Every record must be written out once more, with nothing added or omitted.
--- Begin DATA SHOWN ---
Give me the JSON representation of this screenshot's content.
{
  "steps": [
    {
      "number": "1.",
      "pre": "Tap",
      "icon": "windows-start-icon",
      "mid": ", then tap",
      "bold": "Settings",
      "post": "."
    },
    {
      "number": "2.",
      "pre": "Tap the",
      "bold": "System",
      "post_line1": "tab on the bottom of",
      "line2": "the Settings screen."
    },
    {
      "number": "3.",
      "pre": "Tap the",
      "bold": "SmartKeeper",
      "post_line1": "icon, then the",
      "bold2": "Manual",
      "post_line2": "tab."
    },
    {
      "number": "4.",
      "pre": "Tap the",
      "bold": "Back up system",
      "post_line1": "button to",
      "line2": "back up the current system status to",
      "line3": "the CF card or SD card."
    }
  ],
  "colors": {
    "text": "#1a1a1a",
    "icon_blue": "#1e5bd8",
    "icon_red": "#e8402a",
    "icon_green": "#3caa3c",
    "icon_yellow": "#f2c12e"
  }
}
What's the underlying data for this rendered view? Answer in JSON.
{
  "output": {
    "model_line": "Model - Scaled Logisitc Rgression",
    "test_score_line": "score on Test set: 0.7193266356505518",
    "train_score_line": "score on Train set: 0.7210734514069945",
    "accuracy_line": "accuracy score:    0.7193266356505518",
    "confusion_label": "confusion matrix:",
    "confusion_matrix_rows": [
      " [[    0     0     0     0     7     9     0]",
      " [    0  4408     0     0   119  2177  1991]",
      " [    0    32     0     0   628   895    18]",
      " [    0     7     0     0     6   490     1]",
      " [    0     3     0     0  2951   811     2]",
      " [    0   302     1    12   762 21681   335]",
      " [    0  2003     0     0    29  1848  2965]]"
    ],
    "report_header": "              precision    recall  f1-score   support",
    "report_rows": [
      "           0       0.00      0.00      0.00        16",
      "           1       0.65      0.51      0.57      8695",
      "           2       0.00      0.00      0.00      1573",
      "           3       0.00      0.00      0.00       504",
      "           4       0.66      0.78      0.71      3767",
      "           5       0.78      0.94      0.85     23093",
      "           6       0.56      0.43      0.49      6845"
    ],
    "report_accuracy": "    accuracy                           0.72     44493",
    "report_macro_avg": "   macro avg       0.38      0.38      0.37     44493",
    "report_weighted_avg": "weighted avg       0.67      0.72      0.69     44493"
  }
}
--- End DATA SHOWN ---
- ANSWER TO THIS PROBLEM
Give me the JSON representation of this screenshot's content.
{
  "steps": [
    {
      "number": "1.",
      "pre": "Tap",
      "icon": "windows-start-icon",
      "mid": ", then tap",
      "bold": "Settings",
      "post": "."
    },
    {
      "number": "2.",
      "pre": "Tap the",
      "bold": "System",
      "post_line1": "tab on the bottom of",
      "line2": "the Settings screen."
    },
    {
      "number": "3.",
      "pre": "Tap the",
      "bold": "SmartKeeper",
      "post_line1": "icon, then the",
      "bold2": "Manual",
      "post_line2": "tab."
    },
    {
      "number": "4.",
      "pre": "Tap the",
      "bold": "Back up system",
      "post_line1": "button to",
      "line2": "back up the current system status to",
      "line3": "the CF card or SD card."
    }
  ],
  "colors": {
    "text": "#1a1a1a",
    "icon_blue": "#1e5bd8",
    "icon_red": "#e8402a",
    "icon_green": "#3caa3c",
    "icon_yellow": "#f2c12e"
  }
}
What's the underlying data for this rendered view? Answer in JSON.
{
  "output": {
    "model_line": "Model - Scaled Logisitc Rgression",
    "test_score_line": "score on Test set: 0.7193266356505518",
    "train_score_line": "score on Train set: 0.7210734514069945",
    "accuracy_line": "accuracy score:    0.7193266356505518",
    "confusion_label": "confusion matrix:",
    "confusion_matrix_rows": [
      " [[    0     0     0     0     7     9     0]",
      " [    0  4408     0     0   119  2177  1991]",
      " [    0    32     0     0   628   895    18]",
      " [    0     7     0     0     6   490     1]",
      " [    0     3     0     0  2951   811     2]",
      " [    0   302     1    12   762 21681   335]",
      " [    0  2003     0     0    29  1848  2965]]"
    ],
    "report_header": "              precision    recall  f1-score   support",
    "report_rows": [
      "           0       0.00      0.00      0.00        16",
      "           1       0.65      0.51      0.57      8695",
      "           2       0.00      0.00      0.00      1573",
      "           3       0.00      0.00      0.00       504",
      "           4       0.66      0.78      0.71      3767",
      "           5       0.78      0.94      0.85     23093",
      "           6       0.56      0.43      0.49      6845"
    ],
    "report_accuracy": "    accuracy                           0.72     44493",
    "report_macro_avg": "   macro avg       0.38      0.38      0.37     44493",
    "report_weighted_avg": "weighted avg       0.67      0.72      0.69     44493"
  }
}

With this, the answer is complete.